• [Work to be completed]
Give again the lines from the line with "Extract all readable text from this page." to the last line of the records, exactly and in full. Do not carry over any pictures.

• [Records for processing]
━━━━━━━━

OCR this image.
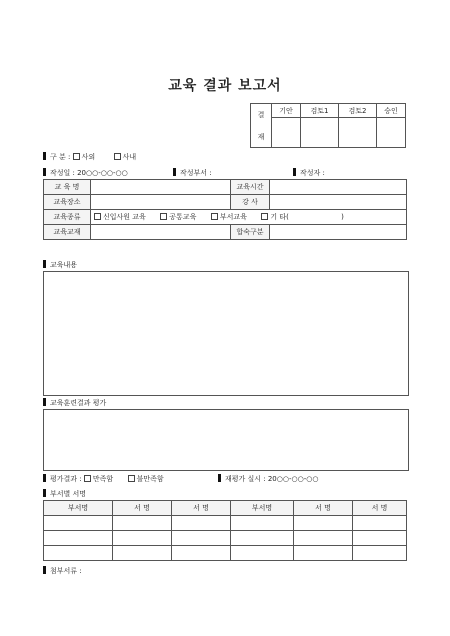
교육 결과 보고서
결
재	기안	검토1	검토2	승인

구 분 : 사외	사내
작성일 : 20○○-○○-○○	작성부서 :	작성자 :
교 육 명		교육시간	
교육장소		강 사	
교육종류	신입사원 교육 공통교육 부서교육 기 타( )		
교육교재		합숙구분	
교육내용
교육훈련결과 평가
평가결과 : 만족함	불만족함	재평가 실시 : 20○○-○○-○○
부서별 서명
부서명	서 명	서 명	부서명	서 명	서 명

첨부서류 :
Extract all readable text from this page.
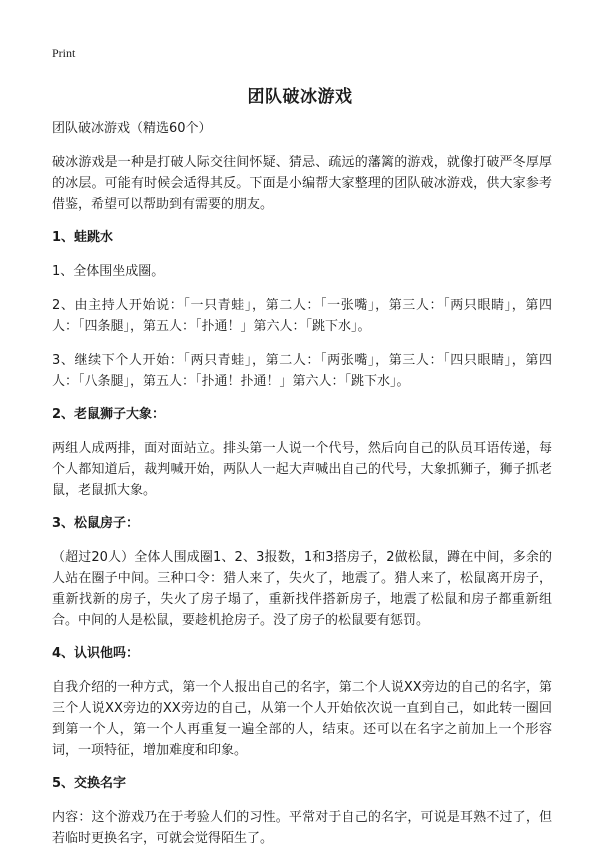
Print
团队破冰游戏

团队破冰游戏（精选60个）

破冰游戏是一种是打破人际交往间怀疑、猜忌、疏远的藩篱的游戏，就像打破严冬厚厚的冰层。可能有时候会适得其反。下面是小编帮大家整理的团队破冰游戏，供大家参考借鉴，希望可以帮助到有需要的朋友。

1、蛙跳水

1、全体围坐成圈。

2、由主持人开始说：「一只青蛙」，第二人：「一张嘴」，第三人：「两只眼睛」，第四人：「四条腿」，第五人：「扑通！」第六人：「跳下水」。

3、继续下个人开始：「两只青蛙」，第二人：「两张嘴」，第三人：「四只眼睛」，第四人：「八条腿」，第五人：「扑通！扑通！」第六人：「跳下水」。

2、老鼠狮子大象：

两组人成两排，面对面站立。排头第一人说一个代号，然后向自己的队员耳语传递，每个人都知道后，裁判喊开始，两队人一起大声喊出自己的代号，大象抓狮子，狮子抓老鼠，老鼠抓大象。

3、松鼠房子：

（超过20人）全体人围成圈1、2、3报数，1和3搭房子，2做松鼠，蹲在中间，多余的人站在圈子中间。三种口令：猎人来了，失火了，地震了。猎人来了，松鼠离开房子，重新找新的房子，失火了房子塌了，重新找伴搭新房子，地震了松鼠和房子都重新组合。中间的人是松鼠，要趁机抢房子。没了房子的松鼠要有惩罚。

4、认识他吗：

自我介绍的一种方式，第一个人报出自己的名字，第二个人说XX旁边的自己的名字，第三个人说XX旁边的XX旁边的自己，从第一个人开始依次说一直到自己，如此转一圈回到第一个人，第一个人再重复一遍全部的人，结束。还可以在名字之前加上一个形容词，一项特征，增加难度和印象。

5、交换名字

内容：这个游戏乃在于考验人们的习性。平常对于自己的名字，可说是耳熟不过了，但若临时更换名字，可就会觉得陌生了。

━━━━━━━━

• [Full response]
Extract all readable text from this page.
Print
团队破冰游戏

团队破冰游戏（精选60个）

破冰游戏是一种是打破人际交往间怀疑、猜忌、疏远的藩篱的游戏，就像打破严冬厚厚的冰层。可能有时候会适得其反。下面是小编帮大家整理的团队破冰游戏，供大家参考借鉴，希望可以帮助到有需要的朋友。

1、蛙跳水

1、全体围坐成圈。

2、由主持人开始说：「一只青蛙」，第二人：「一张嘴」，第三人：「两只眼睛」，第四人：「四条腿」，第五人：「扑通！」第六人：「跳下水」。

3、继续下个人开始：「两只青蛙」，第二人：「两张嘴」，第三人：「四只眼睛」，第四人：「八条腿」，第五人：「扑通！扑通！」第六人：「跳下水」。

2、老鼠狮子大象：

两组人成两排，面对面站立。排头第一人说一个代号，然后向自己的队员耳语传递，每个人都知道后，裁判喊开始，两队人一起大声喊出自己的代号，大象抓狮子，狮子抓老鼠，老鼠抓大象。

3、松鼠房子：

（超过20人）全体人围成圈1、2、3报数，1和3搭房子，2做松鼠，蹲在中间，多余的人站在圈子中间。三种口令：猎人来了，失火了，地震了。猎人来了，松鼠离开房子，重新找新的房子，失火了房子塌了，重新找伴搭新房子，地震了松鼠和房子都重新组合。中间的人是松鼠，要趁机抢房子。没了房子的松鼠要有惩罚。

4、认识他吗：

自我介绍的一种方式，第一个人报出自己的名字，第二个人说XX旁边的自己的名字，第三个人说XX旁边的XX旁边的自己，从第一个人开始依次说一直到自己，如此转一圈回到第一个人，第一个人再重复一遍全部的人，结束。还可以在名字之前加上一个形容词，一项特征，增加难度和印象。

5、交换名字

内容：这个游戏乃在于考验人们的习性。平常对于自己的名字，可说是耳熟不过了，但若临时更换名字，可就会觉得陌生了。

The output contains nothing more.